Patents by Inventor John H. Edmondson

John H. Edmondson has filed for patents to protect the following inventions. This listing includes patent applications that are pending as well as patents that have already been granted by the United States Patent and Trademark Office (USPTO).

  • Patent number: 7830392
    Abstract: The number of crossbars in a graphics processing unit is reduced by assigning each of a plurality of pixels to one of a plurality of pixel shaders based at least in part on a location of each of the plurality of pixels within an image area, generating an attribute value for each of the plurality of pixels using the plurality of pixel shaders, mapping the attribute value of each of the plurality of pixels to one of a plurality of memory partitions, and storing the attribute values in the memory partitions according to the mapping. The attribute value generated by a particular one of the pixel shaders is mapped to the same one of the plurality of memory partitions.

** Given exercise **
Please name the office that grants the patents, according to the patent listing.

** Supplied information **
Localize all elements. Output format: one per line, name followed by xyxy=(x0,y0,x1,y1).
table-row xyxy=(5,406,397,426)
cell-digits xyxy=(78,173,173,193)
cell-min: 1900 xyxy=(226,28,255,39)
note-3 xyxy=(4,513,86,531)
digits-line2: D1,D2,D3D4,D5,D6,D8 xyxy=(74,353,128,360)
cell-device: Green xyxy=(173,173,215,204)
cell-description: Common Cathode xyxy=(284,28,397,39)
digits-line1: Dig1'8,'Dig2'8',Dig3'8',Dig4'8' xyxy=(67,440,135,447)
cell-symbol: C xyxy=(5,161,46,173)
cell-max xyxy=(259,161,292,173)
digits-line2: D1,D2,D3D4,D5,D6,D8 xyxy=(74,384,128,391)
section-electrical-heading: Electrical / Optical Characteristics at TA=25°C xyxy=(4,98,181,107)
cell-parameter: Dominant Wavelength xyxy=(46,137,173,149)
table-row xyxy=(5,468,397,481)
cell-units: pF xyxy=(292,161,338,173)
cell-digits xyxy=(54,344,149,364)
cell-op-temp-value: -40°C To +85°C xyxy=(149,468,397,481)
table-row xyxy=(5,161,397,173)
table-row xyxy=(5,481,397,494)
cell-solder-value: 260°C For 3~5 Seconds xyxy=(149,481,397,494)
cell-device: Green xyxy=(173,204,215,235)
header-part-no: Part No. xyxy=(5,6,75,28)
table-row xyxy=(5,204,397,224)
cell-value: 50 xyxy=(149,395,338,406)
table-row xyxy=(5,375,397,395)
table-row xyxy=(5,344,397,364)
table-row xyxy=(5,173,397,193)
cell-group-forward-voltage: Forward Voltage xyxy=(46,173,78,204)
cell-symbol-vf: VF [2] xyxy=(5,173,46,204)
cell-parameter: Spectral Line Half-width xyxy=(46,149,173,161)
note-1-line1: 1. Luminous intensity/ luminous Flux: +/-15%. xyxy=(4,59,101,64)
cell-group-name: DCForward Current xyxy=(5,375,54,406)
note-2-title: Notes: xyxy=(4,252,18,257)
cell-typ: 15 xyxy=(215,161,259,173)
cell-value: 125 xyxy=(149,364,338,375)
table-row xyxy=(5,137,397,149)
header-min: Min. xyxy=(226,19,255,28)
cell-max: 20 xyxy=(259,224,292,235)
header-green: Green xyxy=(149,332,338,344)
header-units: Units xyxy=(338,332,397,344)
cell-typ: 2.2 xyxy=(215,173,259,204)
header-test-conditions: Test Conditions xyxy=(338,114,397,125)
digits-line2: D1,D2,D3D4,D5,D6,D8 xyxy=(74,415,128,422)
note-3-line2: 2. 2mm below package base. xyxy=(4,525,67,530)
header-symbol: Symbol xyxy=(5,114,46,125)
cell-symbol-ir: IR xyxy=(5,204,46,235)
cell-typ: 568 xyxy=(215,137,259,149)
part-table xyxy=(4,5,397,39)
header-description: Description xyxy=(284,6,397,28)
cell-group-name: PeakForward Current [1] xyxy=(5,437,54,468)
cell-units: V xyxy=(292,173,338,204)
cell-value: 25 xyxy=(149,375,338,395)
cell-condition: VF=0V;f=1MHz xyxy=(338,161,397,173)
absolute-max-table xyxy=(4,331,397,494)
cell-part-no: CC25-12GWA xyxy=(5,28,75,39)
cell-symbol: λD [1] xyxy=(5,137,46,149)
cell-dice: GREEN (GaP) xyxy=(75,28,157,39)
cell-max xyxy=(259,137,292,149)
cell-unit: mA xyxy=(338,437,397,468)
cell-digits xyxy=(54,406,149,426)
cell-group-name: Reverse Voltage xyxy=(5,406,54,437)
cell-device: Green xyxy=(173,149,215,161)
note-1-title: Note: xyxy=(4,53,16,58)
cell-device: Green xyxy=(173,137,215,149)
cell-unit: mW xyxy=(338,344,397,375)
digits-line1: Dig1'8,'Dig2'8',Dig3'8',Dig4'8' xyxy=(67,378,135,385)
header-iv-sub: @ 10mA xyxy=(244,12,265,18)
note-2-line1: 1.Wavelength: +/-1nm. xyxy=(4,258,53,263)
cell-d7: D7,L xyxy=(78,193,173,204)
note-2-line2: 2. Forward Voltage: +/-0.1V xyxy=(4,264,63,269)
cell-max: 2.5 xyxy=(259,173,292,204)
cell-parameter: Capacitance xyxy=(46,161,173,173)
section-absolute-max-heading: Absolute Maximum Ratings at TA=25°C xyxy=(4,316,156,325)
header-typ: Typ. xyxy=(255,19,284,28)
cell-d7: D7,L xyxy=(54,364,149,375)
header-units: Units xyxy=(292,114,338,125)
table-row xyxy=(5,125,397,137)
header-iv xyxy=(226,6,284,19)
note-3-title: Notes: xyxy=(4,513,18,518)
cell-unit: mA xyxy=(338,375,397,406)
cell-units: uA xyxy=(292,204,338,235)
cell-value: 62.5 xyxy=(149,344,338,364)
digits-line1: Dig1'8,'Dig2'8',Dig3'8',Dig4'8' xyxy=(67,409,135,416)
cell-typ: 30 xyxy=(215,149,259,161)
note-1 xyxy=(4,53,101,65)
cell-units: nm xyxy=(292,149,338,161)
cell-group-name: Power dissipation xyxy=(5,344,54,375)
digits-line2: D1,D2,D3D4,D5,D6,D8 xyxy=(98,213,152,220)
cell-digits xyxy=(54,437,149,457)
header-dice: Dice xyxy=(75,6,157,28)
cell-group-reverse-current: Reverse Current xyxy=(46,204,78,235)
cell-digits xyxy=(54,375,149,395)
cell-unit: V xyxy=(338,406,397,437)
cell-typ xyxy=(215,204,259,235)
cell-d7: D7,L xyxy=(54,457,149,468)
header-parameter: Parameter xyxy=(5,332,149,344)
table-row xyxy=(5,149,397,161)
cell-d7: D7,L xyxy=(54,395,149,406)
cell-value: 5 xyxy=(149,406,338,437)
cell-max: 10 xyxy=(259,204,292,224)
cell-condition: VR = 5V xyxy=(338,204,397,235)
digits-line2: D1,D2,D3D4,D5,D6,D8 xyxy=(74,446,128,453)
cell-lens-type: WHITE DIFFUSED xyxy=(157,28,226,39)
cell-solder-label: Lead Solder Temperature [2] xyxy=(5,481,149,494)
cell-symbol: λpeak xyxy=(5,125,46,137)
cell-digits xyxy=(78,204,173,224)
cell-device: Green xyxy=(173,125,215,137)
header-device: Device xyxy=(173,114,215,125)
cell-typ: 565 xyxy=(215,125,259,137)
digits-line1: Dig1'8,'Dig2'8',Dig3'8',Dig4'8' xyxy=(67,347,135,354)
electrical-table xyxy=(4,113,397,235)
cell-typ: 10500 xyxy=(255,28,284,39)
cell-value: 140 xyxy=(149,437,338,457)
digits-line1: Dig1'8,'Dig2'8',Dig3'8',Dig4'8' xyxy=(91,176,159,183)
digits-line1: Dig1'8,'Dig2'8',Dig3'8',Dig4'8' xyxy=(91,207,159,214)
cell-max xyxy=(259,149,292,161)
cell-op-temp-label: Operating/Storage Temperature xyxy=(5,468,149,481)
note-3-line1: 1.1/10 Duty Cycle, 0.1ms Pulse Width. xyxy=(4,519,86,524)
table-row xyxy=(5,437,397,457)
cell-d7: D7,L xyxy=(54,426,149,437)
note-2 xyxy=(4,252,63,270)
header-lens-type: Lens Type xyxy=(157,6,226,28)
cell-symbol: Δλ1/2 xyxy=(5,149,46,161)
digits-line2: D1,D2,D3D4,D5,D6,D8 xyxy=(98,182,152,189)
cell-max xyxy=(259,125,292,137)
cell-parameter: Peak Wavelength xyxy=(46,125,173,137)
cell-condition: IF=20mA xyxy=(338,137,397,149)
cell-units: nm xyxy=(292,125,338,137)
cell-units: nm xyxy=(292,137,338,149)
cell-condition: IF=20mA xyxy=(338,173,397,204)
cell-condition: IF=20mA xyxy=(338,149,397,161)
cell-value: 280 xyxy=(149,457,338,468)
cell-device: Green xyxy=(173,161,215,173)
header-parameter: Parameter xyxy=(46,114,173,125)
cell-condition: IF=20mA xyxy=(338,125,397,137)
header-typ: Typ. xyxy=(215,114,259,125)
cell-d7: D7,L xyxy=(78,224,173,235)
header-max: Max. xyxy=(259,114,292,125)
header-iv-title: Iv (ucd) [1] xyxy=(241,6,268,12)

** Task solution **
The United States Patent and Trademark Office (USPTO)